#### WHAT YOU NEED TO DO:
Your answer should be each line of the entries that contains the word "track", copied in full.

#### DATA SECTION:
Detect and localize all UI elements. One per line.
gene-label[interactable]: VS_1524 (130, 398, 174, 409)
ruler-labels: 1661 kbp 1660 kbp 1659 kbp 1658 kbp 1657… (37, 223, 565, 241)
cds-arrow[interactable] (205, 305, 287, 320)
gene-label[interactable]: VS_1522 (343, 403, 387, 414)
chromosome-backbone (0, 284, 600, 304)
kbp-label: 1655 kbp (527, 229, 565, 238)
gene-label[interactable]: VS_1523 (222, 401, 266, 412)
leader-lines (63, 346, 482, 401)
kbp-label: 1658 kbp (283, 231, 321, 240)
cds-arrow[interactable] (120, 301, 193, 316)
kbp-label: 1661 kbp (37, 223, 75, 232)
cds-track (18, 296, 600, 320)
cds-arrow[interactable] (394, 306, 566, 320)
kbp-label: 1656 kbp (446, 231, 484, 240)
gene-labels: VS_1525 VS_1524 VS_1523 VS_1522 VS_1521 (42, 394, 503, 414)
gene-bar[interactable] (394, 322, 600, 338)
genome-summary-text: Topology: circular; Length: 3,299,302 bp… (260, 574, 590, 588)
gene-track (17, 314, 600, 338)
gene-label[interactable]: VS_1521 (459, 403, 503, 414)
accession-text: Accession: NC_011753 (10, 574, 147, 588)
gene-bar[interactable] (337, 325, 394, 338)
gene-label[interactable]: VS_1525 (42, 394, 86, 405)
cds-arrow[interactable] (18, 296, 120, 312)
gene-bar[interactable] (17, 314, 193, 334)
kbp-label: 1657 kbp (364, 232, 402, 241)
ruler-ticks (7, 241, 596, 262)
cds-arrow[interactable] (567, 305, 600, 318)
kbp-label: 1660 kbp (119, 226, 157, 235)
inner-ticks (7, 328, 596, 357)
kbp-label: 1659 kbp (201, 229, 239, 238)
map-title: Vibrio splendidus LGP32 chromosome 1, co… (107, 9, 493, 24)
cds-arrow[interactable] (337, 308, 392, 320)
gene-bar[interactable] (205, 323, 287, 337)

---

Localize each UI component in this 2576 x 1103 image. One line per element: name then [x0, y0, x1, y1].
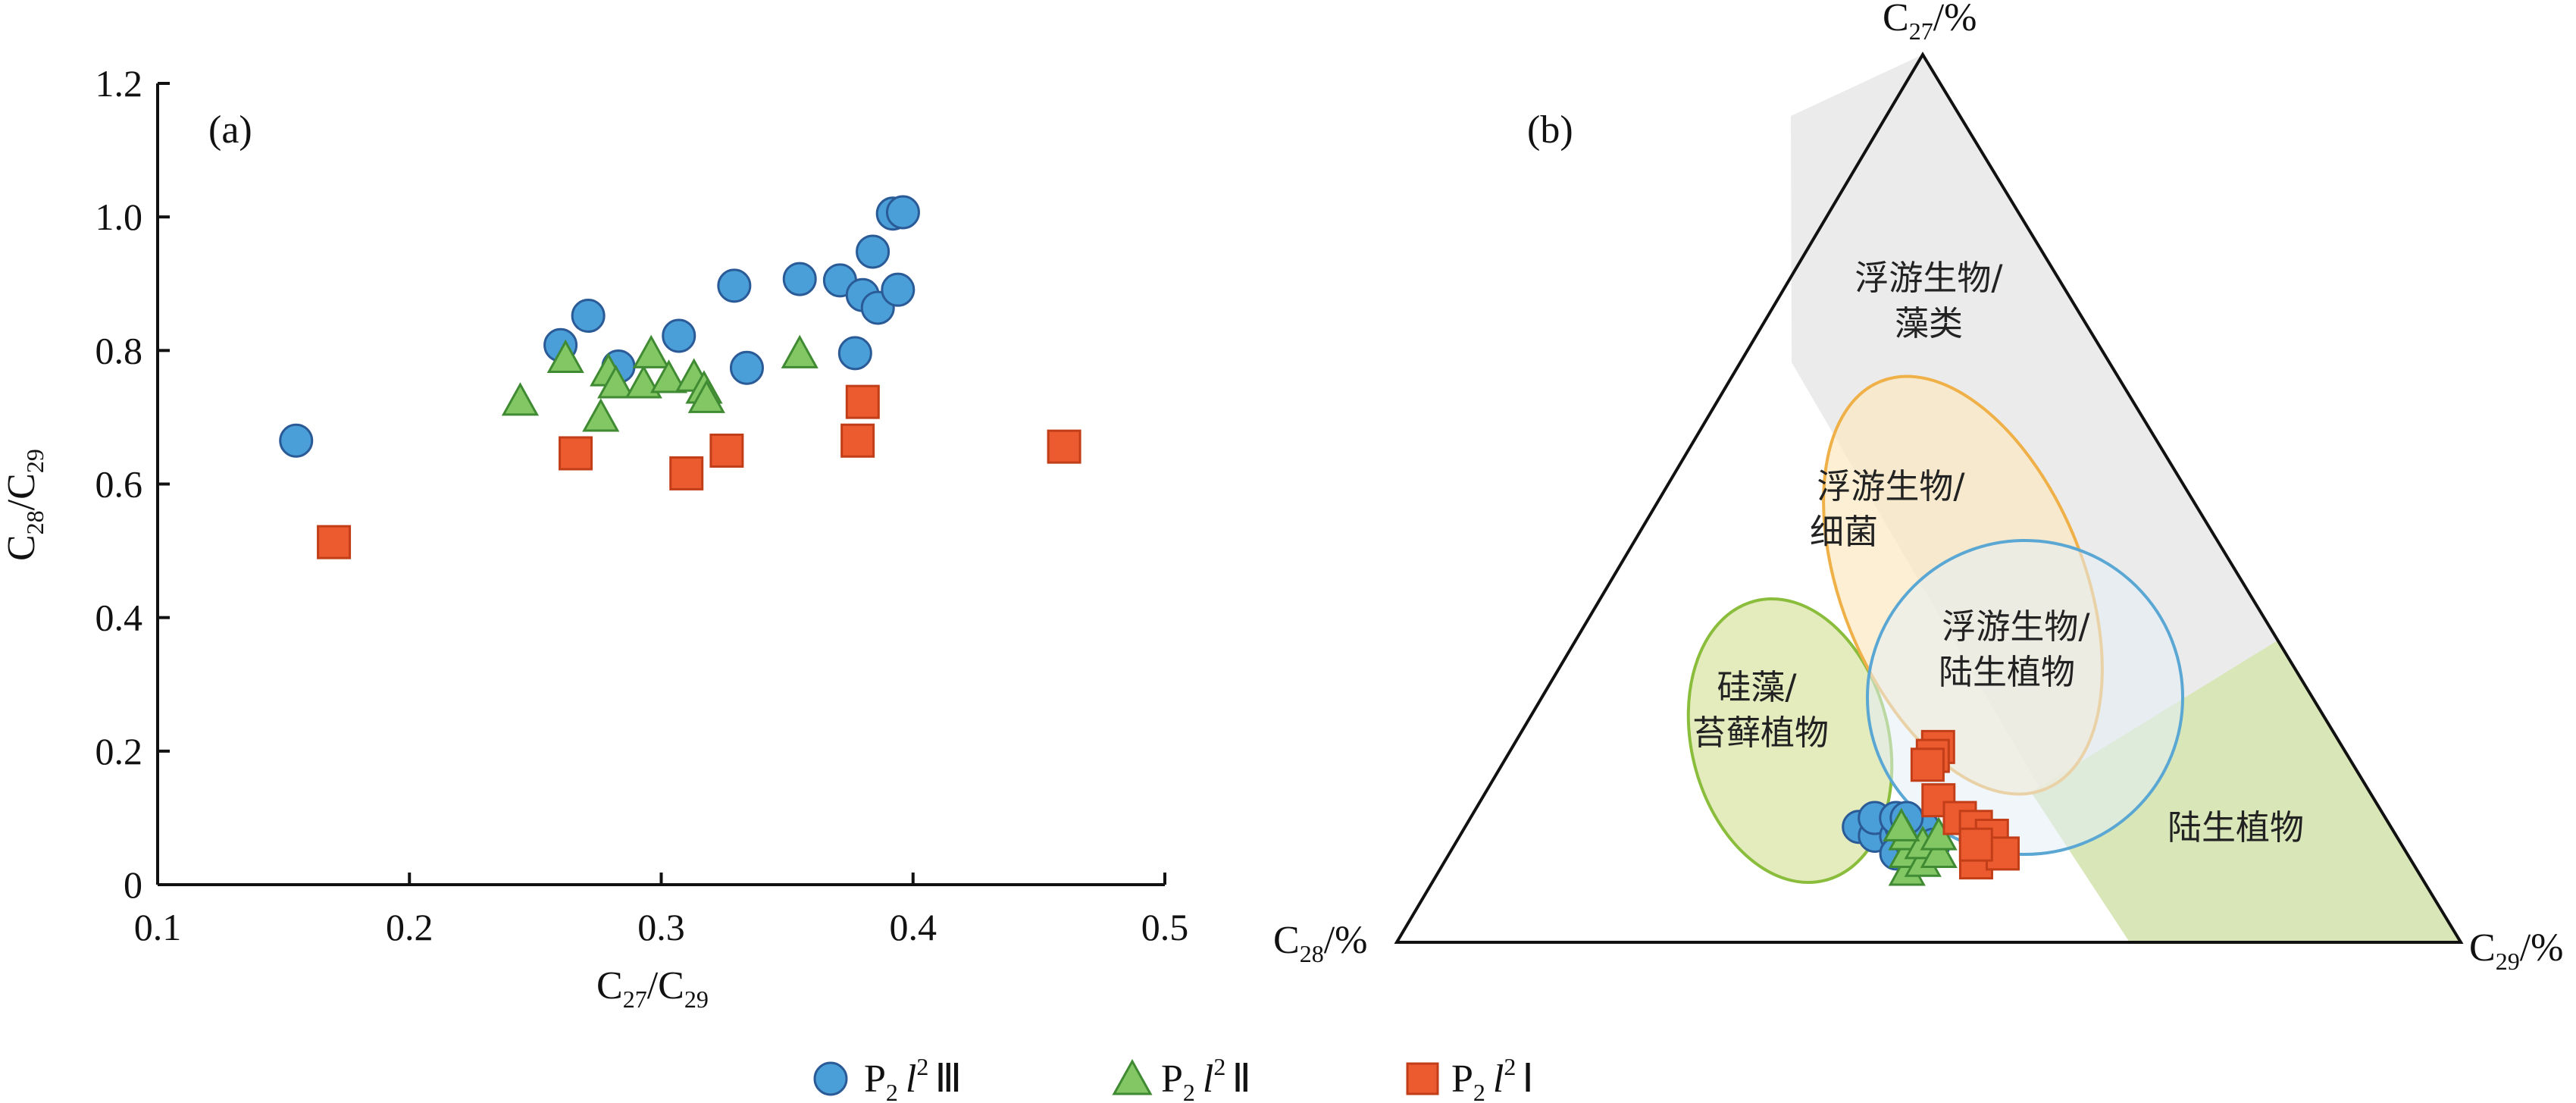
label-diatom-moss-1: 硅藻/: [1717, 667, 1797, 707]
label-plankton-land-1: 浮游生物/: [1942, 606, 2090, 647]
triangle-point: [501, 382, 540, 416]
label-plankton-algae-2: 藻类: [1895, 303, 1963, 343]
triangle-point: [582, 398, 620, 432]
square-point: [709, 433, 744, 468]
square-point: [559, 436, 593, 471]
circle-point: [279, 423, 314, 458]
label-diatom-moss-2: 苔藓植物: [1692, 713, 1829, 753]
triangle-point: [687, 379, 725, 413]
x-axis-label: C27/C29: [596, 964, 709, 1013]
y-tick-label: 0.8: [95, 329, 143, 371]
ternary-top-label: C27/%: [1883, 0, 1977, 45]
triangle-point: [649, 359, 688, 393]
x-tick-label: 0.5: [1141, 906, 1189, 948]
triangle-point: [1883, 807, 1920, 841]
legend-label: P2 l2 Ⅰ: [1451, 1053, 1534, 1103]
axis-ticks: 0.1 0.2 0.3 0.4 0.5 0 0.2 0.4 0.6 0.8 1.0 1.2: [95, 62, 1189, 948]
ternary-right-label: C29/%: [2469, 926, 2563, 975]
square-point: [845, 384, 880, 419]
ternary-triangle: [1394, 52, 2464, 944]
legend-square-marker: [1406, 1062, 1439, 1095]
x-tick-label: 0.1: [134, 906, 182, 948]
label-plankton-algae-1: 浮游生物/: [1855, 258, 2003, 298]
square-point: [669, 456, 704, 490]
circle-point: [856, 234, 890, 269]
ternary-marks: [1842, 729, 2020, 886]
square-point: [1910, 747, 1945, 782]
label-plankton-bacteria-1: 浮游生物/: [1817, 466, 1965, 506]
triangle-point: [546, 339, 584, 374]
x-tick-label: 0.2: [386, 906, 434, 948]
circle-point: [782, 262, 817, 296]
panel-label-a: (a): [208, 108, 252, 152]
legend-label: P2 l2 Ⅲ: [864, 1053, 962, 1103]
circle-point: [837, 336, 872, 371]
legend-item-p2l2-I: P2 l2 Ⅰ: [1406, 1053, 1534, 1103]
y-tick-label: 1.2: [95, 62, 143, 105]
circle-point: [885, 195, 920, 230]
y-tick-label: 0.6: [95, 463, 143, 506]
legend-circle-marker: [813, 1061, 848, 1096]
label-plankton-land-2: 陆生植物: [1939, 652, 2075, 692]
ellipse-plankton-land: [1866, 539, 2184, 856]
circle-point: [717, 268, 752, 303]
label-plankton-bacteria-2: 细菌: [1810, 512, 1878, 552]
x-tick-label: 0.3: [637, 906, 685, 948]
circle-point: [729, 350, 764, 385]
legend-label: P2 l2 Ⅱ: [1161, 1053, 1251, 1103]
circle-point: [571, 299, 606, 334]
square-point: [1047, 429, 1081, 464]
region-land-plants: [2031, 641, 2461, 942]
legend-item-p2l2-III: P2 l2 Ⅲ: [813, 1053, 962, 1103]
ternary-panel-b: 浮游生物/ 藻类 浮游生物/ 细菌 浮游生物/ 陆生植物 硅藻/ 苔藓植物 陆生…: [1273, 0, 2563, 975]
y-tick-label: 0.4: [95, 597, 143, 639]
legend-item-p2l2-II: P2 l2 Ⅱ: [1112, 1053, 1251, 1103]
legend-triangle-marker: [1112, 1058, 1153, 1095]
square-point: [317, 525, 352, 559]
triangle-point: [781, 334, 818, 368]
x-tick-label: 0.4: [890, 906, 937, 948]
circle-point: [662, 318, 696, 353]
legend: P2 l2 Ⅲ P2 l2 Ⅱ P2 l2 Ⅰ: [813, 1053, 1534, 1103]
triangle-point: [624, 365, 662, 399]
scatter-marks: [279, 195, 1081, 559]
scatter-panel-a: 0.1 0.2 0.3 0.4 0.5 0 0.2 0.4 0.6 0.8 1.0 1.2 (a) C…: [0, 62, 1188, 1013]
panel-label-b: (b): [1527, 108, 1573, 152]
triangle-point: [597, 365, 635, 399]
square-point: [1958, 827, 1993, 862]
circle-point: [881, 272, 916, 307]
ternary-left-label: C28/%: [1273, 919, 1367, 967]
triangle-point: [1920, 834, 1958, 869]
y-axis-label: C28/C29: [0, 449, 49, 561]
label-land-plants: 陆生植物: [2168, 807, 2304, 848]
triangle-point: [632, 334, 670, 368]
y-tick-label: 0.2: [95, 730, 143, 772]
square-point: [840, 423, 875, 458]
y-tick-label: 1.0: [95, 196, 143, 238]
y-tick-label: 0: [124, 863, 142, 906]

#### SOLUTION:
cds-track (18, 296, 600, 320)
gene-track (17, 314, 600, 338)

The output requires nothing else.